= Extracted records =
+ + + +

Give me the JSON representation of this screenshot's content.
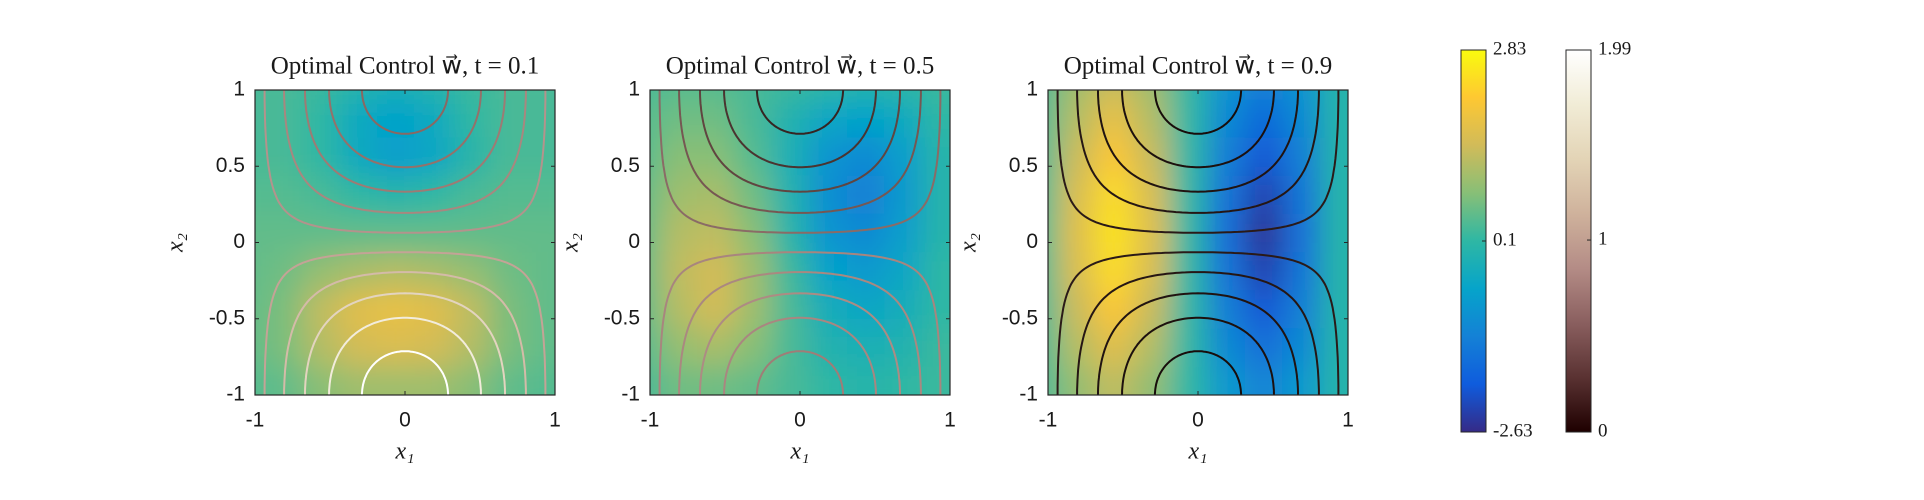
{
  "chart_data": [
    {
      "type": "contour",
      "title": "Optimal Control w⃗, t = 0.1",
      "x_label": "x₁",
      "y_label": "x₂",
      "xlim": [
        -1,
        1
      ],
      "ylim": [
        -1,
        1
      ],
      "xticks": [
        -1,
        0,
        1
      ],
      "yticks": [
        -1,
        -0.5,
        0,
        0.5,
        1
      ],
      "x": [
        -1,
        -0.75,
        -0.5,
        -0.25,
        0,
        0.25,
        0.5,
        0.75,
        1
      ],
      "y": [
        1,
        0.75,
        0.5,
        0.25,
        0,
        -0.25,
        -0.5,
        -0.75,
        -1
      ],
      "z": [
        [
          0.3,
          0.3,
          0.2,
          0,
          -0.2,
          0,
          0.2,
          0.3,
          0.3
        ],
        [
          0.3,
          0.3,
          0.1,
          -0.4,
          -0.6,
          -0.4,
          0.1,
          0.3,
          0.3
        ],
        [
          0.3,
          0.3,
          0.1,
          -0.4,
          -0.7,
          -0.5,
          0,
          0.3,
          0.3
        ],
        [
          0.4,
          0.4,
          0.3,
          0.1,
          0,
          0.1,
          0.3,
          0.4,
          0.4
        ],
        [
          0.5,
          0.5,
          0.5,
          0.5,
          0.5,
          0.5,
          0.5,
          0.5,
          0.5
        ],
        [
          0.5,
          0.6,
          0.9,
          1.1,
          1.2,
          1.1,
          0.9,
          0.6,
          0.5
        ],
        [
          0.5,
          0.7,
          1.3,
          1.7,
          1.8,
          1.7,
          1.3,
          0.7,
          0.5
        ],
        [
          0.5,
          0.7,
          1.2,
          1.5,
          1.6,
          1.5,
          1.2,
          0.7,
          0.5
        ],
        [
          0.4,
          0.5,
          0.8,
          1,
          1,
          1,
          0.8,
          0.5,
          0.4
        ]
      ],
      "contour_levels": [
        0.1,
        0.3,
        0.5,
        0.7,
        0.9
      ],
      "contour_colors_top": [
        "#b3938c",
        "#a8877f",
        "#9d7b74",
        "#94716a",
        "#8a6862"
      ],
      "contour_colors_bottom": [
        "#c4a396",
        "#d4bba8",
        "#e3d4bf",
        "#f2ecdc",
        "#ffffff"
      ]
    },
    {
      "type": "contour",
      "title": "Optimal Control w⃗, t = 0.5",
      "x_label": "x₁",
      "y_label": "x₂",
      "xlim": [
        -1,
        1
      ],
      "ylim": [
        -1,
        1
      ],
      "xticks": [
        -1,
        0,
        1
      ],
      "yticks": [
        -1,
        -0.5,
        0,
        0.5,
        1
      ],
      "x": [
        -1,
        -0.75,
        -0.5,
        -0.25,
        0,
        0.25,
        0.5,
        0.75,
        1
      ],
      "y": [
        1,
        0.75,
        0.5,
        0.25,
        0,
        -0.25,
        -0.5,
        -0.75,
        -1
      ],
      "z": [
        [
          0.3,
          0.4,
          0.4,
          0.3,
          0.2,
          0.1,
          0,
          0.1,
          0.2
        ],
        [
          0.4,
          0.6,
          0.6,
          0.3,
          -0.1,
          -0.5,
          -0.6,
          -0.4,
          0.1
        ],
        [
          0.4,
          0.8,
          0.8,
          0.4,
          -0.2,
          -0.9,
          -1.1,
          -0.7,
          0
        ],
        [
          0.5,
          1,
          1.1,
          0.6,
          -0.1,
          -1,
          -1.3,
          -0.8,
          0
        ],
        [
          0.5,
          1.2,
          1.3,
          0.8,
          0,
          -0.9,
          -1.1,
          -0.7,
          0
        ],
        [
          0.5,
          1.3,
          1.5,
          1,
          0.2,
          -0.6,
          -0.8,
          -0.5,
          0.1
        ],
        [
          0.5,
          1.2,
          1.5,
          1,
          0.3,
          -0.3,
          -0.5,
          -0.3,
          0.1
        ],
        [
          0.4,
          0.9,
          1.1,
          0.8,
          0.3,
          -0.1,
          -0.2,
          -0.1,
          0.2
        ],
        [
          0.3,
          0.6,
          0.6,
          0.5,
          0.3,
          0.1,
          0,
          0.1,
          0.2
        ]
      ],
      "contour_levels": [
        0.1,
        0.3,
        0.5,
        0.7,
        0.9
      ],
      "contour_colors_top": [
        "#8a6b66",
        "#765752",
        "#604540",
        "#4a3430",
        "#362522"
      ],
      "contour_colors_bottom": [
        "#a8857e",
        "#aa8880",
        "#ad8b83",
        "#a98680",
        "#9f7d77"
      ]
    },
    {
      "type": "contour",
      "title": "Optimal Control w⃗, t = 0.9",
      "x_label": "x₁",
      "y_label": "x₂",
      "xlim": [
        -1,
        1
      ],
      "ylim": [
        -1,
        1
      ],
      "xticks": [
        -1,
        0,
        1
      ],
      "yticks": [
        -1,
        -0.5,
        0,
        0.5,
        1
      ],
      "x": [
        -1,
        -0.75,
        -0.5,
        -0.25,
        0,
        0.25,
        0.5,
        0.75,
        1
      ],
      "y": [
        1,
        0.75,
        0.5,
        0.25,
        0,
        -0.25,
        -0.5,
        -0.75,
        -1
      ],
      "z": [
        [
          0.3,
          1,
          1.4,
          1,
          0.1,
          -0.9,
          -1.3,
          -0.9,
          0
        ],
        [
          0.3,
          1.2,
          1.8,
          1.2,
          0.1,
          -1.1,
          -1.7,
          -1.1,
          0
        ],
        [
          0.3,
          1.4,
          2.1,
          1.4,
          0.1,
          -1.3,
          -2,
          -1.3,
          0
        ],
        [
          0.3,
          1.6,
          2.4,
          1.6,
          0.1,
          -1.5,
          -2.3,
          -1.5,
          0
        ],
        [
          0.3,
          1.7,
          2.5,
          1.7,
          0.1,
          -1.6,
          -2.5,
          -1.6,
          0
        ],
        [
          0.3,
          1.6,
          2.4,
          1.6,
          0.1,
          -1.5,
          -2.3,
          -1.5,
          0
        ],
        [
          0.3,
          1.4,
          2.1,
          1.4,
          0.1,
          -1.3,
          -2,
          -1.3,
          0
        ],
        [
          0.3,
          1.2,
          1.7,
          1.2,
          0.1,
          -1.1,
          -1.6,
          -1.1,
          0
        ],
        [
          0.3,
          0.9,
          1.3,
          0.9,
          0.1,
          -0.8,
          -1.2,
          -0.8,
          0
        ]
      ],
      "contour_levels": [
        0.1,
        0.3,
        0.5,
        0.7,
        0.9
      ],
      "contour_colors_top": [
        "#2a1a18",
        "#251614",
        "#201311",
        "#1c100e",
        "#180d0b"
      ],
      "contour_colors_bottom": [
        "#2a1a18",
        "#251614",
        "#201311",
        "#1c100e",
        "#180d0b"
      ]
    }
  ],
  "colorbars": [
    {
      "clim": [
        -2.63,
        2.83
      ],
      "ticks": [
        -2.63,
        0.1,
        2.83
      ],
      "colormap": [
        "#352a87",
        "#0f5cdd",
        "#1481d6",
        "#06a4ca",
        "#2eb7a4",
        "#87bf77",
        "#d1bb59",
        "#fec832",
        "#f9fb0e"
      ]
    },
    {
      "clim": [
        0,
        1.99
      ],
      "ticks": [
        0,
        1,
        1.99
      ],
      "colormap": [
        "#1e0000",
        "#5a3232",
        "#8a5f5f",
        "#b48c86",
        "#cfb29c",
        "#e3d4b6",
        "#f1ecd6",
        "#ffffff"
      ]
    }
  ]
}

+ + + +

= Given task =
From the data above, write out everything exactly except the pictures.

= Solution for this exercise =
Give me the JSON representation of this screenshot's content.
{
  "chart_data": [
    {
      "type": "contour",
      "title": "Optimal Control w⃗, t = 0.1",
      "x_label": "x₁",
      "y_label": "x₂",
      "xlim": [
        -1,
        1
      ],
      "ylim": [
        -1,
        1
      ],
      "xticks": [
        -1,
        0,
        1
      ],
      "yticks": [
        -1,
        -0.5,
        0,
        0.5,
        1
      ],
      "x": [
        -1,
        -0.75,
        -0.5,
        -0.25,
        0,
        0.25,
        0.5,
        0.75,
        1
      ],
      "y": [
        1,
        0.75,
        0.5,
        0.25,
        0,
        -0.25,
        -0.5,
        -0.75,
        -1
      ],
      "z": [
        [
          0.3,
          0.3,
          0.2,
          0,
          -0.2,
          0,
          0.2,
          0.3,
          0.3
        ],
        [
          0.3,
          0.3,
          0.1,
          -0.4,
          -0.6,
          -0.4,
          0.1,
          0.3,
          0.3
        ],
        [
          0.3,
          0.3,
          0.1,
          -0.4,
          -0.7,
          -0.5,
          0,
          0.3,
          0.3
        ],
        [
          0.4,
          0.4,
          0.3,
          0.1,
          0,
          0.1,
          0.3,
          0.4,
          0.4
        ],
        [
          0.5,
          0.5,
          0.5,
          0.5,
          0.5,
          0.5,
          0.5,
          0.5,
          0.5
        ],
        [
          0.5,
          0.6,
          0.9,
          1.1,
          1.2,
          1.1,
          0.9,
          0.6,
          0.5
        ],
        [
          0.5,
          0.7,
          1.3,
          1.7,
          1.8,
          1.7,
          1.3,
          0.7,
          0.5
        ],
        [
          0.5,
          0.7,
          1.2,
          1.5,
          1.6,
          1.5,
          1.2,
          0.7,
          0.5
        ],
        [
          0.4,
          0.5,
          0.8,
          1,
          1,
          1,
          0.8,
          0.5,
          0.4
        ]
      ],
      "contour_levels": [
        0.1,
        0.3,
        0.5,
        0.7,
        0.9
      ],
      "contour_colors_top": [
        "#b3938c",
        "#a8877f",
        "#9d7b74",
        "#94716a",
        "#8a6862"
      ],
      "contour_colors_bottom": [
        "#c4a396",
        "#d4bba8",
        "#e3d4bf",
        "#f2ecdc",
        "#ffffff"
      ]
    },
    {
      "type": "contour",
      "title": "Optimal Control w⃗, t = 0.5",
      "x_label": "x₁",
      "y_label": "x₂",
      "xlim": [
        -1,
        1
      ],
      "ylim": [
        -1,
        1
      ],
      "xticks": [
        -1,
        0,
        1
      ],
      "yticks": [
        -1,
        -0.5,
        0,
        0.5,
        1
      ],
      "x": [
        -1,
        -0.75,
        -0.5,
        -0.25,
        0,
        0.25,
        0.5,
        0.75,
        1
      ],
      "y": [
        1,
        0.75,
        0.5,
        0.25,
        0,
        -0.25,
        -0.5,
        -0.75,
        -1
      ],
      "z": [
        [
          0.3,
          0.4,
          0.4,
          0.3,
          0.2,
          0.1,
          0,
          0.1,
          0.2
        ],
        [
          0.4,
          0.6,
          0.6,
          0.3,
          -0.1,
          -0.5,
          -0.6,
          -0.4,
          0.1
        ],
        [
          0.4,
          0.8,
          0.8,
          0.4,
          -0.2,
          -0.9,
          -1.1,
          -0.7,
          0
        ],
        [
          0.5,
          1,
          1.1,
          0.6,
          -0.1,
          -1,
          -1.3,
          -0.8,
          0
        ],
        [
          0.5,
          1.2,
          1.3,
          0.8,
          0,
          -0.9,
          -1.1,
          -0.7,
          0
        ],
        [
          0.5,
          1.3,
          1.5,
          1,
          0.2,
          -0.6,
          -0.8,
          -0.5,
          0.1
        ],
        [
          0.5,
          1.2,
          1.5,
          1,
          0.3,
          -0.3,
          -0.5,
          -0.3,
          0.1
        ],
        [
          0.4,
          0.9,
          1.1,
          0.8,
          0.3,
          -0.1,
          -0.2,
          -0.1,
          0.2
        ],
        [
          0.3,
          0.6,
          0.6,
          0.5,
          0.3,
          0.1,
          0,
          0.1,
          0.2
        ]
      ],
      "contour_levels": [
        0.1,
        0.3,
        0.5,
        0.7,
        0.9
      ],
      "contour_colors_top": [
        "#8a6b66",
        "#765752",
        "#604540",
        "#4a3430",
        "#362522"
      ],
      "contour_colors_bottom": [
        "#a8857e",
        "#aa8880",
        "#ad8b83",
        "#a98680",
        "#9f7d77"
      ]
    },
    {
      "type": "contour",
      "title": "Optimal Control w⃗, t = 0.9",
      "x_label": "x₁",
      "y_label": "x₂",
      "xlim": [
        -1,
        1
      ],
      "ylim": [
        -1,
        1
      ],
      "xticks": [
        -1,
        0,
        1
      ],
      "yticks": [
        -1,
        -0.5,
        0,
        0.5,
        1
      ],
      "x": [
        -1,
        -0.75,
        -0.5,
        -0.25,
        0,
        0.25,
        0.5,
        0.75,
        1
      ],
      "y": [
        1,
        0.75,
        0.5,
        0.25,
        0,
        -0.25,
        -0.5,
        -0.75,
        -1
      ],
      "z": [
        [
          0.3,
          1,
          1.4,
          1,
          0.1,
          -0.9,
          -1.3,
          -0.9,
          0
        ],
        [
          0.3,
          1.2,
          1.8,
          1.2,
          0.1,
          -1.1,
          -1.7,
          -1.1,
          0
        ],
        [
          0.3,
          1.4,
          2.1,
          1.4,
          0.1,
          -1.3,
          -2,
          -1.3,
          0
        ],
        [
          0.3,
          1.6,
          2.4,
          1.6,
          0.1,
          -1.5,
          -2.3,
          -1.5,
          0
        ],
        [
          0.3,
          1.7,
          2.5,
          1.7,
          0.1,
          -1.6,
          -2.5,
          -1.6,
          0
        ],
        [
          0.3,
          1.6,
          2.4,
          1.6,
          0.1,
          -1.5,
          -2.3,
          -1.5,
          0
        ],
        [
          0.3,
          1.4,
          2.1,
          1.4,
          0.1,
          -1.3,
          -2,
          -1.3,
          0
        ],
        [
          0.3,
          1.2,
          1.7,
          1.2,
          0.1,
          -1.1,
          -1.6,
          -1.1,
          0
        ],
        [
          0.3,
          0.9,
          1.3,
          0.9,
          0.1,
          -0.8,
          -1.2,
          -0.8,
          0
        ]
      ],
      "contour_levels": [
        0.1,
        0.3,
        0.5,
        0.7,
        0.9
      ],
      "contour_colors_top": [
        "#2a1a18",
        "#251614",
        "#201311",
        "#1c100e",
        "#180d0b"
      ],
      "contour_colors_bottom": [
        "#2a1a18",
        "#251614",
        "#201311",
        "#1c100e",
        "#180d0b"
      ]
    }
  ],
  "colorbars": [
    {
      "clim": [
        -2.63,
        2.83
      ],
      "ticks": [
        -2.63,
        0.1,
        2.83
      ],
      "colormap": [
        "#352a87",
        "#0f5cdd",
        "#1481d6",
        "#06a4ca",
        "#2eb7a4",
        "#87bf77",
        "#d1bb59",
        "#fec832",
        "#f9fb0e"
      ]
    },
    {
      "clim": [
        0,
        1.99
      ],
      "ticks": [
        0,
        1,
        1.99
      ],
      "colormap": [
        "#1e0000",
        "#5a3232",
        "#8a5f5f",
        "#b48c86",
        "#cfb29c",
        "#e3d4b6",
        "#f1ecd6",
        "#ffffff"
      ]
    }
  ]
}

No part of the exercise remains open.